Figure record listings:
********
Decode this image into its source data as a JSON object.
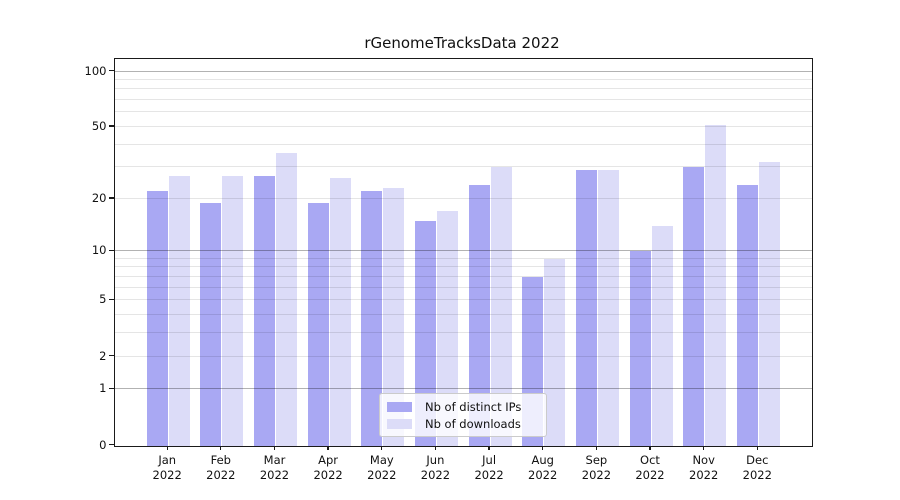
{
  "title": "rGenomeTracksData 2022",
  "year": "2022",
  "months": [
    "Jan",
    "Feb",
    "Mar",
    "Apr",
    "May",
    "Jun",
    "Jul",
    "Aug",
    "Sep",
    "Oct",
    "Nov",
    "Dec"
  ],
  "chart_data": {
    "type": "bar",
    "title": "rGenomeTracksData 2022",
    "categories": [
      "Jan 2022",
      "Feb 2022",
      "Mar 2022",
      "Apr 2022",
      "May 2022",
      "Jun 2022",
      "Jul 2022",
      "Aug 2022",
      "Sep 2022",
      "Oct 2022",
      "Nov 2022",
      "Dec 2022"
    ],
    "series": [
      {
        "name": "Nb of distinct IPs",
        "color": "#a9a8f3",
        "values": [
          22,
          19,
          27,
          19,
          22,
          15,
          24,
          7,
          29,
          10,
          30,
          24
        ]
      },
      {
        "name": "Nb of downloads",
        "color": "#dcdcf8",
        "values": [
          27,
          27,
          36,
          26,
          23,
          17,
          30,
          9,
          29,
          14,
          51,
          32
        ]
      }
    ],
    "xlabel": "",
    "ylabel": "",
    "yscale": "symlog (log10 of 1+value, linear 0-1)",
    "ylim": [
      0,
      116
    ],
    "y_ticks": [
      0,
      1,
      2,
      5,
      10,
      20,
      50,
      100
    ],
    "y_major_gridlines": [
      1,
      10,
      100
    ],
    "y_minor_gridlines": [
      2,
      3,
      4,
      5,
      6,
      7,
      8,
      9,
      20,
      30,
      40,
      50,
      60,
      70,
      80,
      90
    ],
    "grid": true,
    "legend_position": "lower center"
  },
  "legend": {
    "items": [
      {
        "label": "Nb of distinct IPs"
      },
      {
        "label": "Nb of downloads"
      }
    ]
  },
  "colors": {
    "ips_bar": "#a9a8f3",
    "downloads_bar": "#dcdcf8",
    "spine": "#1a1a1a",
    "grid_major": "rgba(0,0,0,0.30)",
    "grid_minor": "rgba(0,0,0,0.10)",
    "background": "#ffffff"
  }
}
********
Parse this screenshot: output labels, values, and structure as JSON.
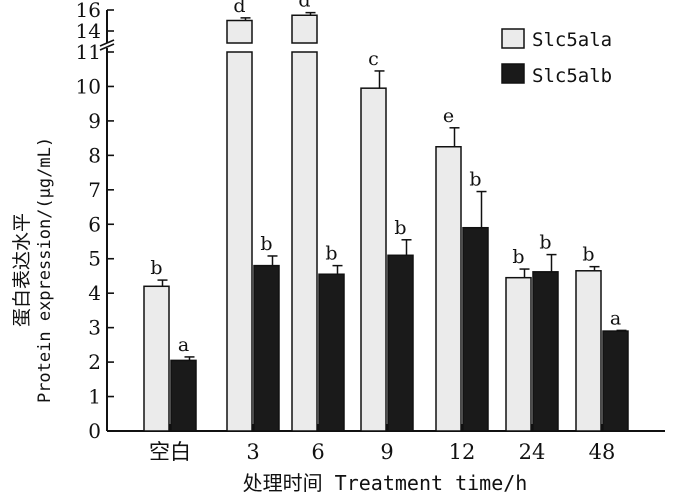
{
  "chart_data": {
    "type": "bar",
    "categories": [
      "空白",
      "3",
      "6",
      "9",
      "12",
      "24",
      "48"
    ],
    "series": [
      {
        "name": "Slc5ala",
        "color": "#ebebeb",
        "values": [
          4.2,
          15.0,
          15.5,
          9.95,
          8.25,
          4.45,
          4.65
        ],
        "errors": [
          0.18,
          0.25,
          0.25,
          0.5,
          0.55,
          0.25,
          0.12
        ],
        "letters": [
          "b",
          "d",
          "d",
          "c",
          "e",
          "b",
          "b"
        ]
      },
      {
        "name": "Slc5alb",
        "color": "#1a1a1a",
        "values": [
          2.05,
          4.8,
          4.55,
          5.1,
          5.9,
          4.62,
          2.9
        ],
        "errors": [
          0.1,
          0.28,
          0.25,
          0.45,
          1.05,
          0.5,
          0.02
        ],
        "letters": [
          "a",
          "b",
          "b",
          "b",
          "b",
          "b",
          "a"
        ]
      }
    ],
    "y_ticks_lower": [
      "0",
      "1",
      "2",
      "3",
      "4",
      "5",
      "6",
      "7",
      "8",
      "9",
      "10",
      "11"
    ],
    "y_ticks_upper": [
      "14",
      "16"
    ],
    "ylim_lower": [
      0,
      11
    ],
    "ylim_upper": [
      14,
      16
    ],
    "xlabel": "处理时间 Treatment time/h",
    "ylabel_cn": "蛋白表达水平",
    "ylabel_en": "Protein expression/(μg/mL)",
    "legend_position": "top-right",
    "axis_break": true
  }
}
********
# [WHAT IS NEEDED]
List the lines of the entries that include "rgba".

# [ANSWER TO THE PROBLEM]
    "grid_major": "rgba(0,0,0,0.30)",
    "grid_minor": "rgba(0,0,0,0.10)",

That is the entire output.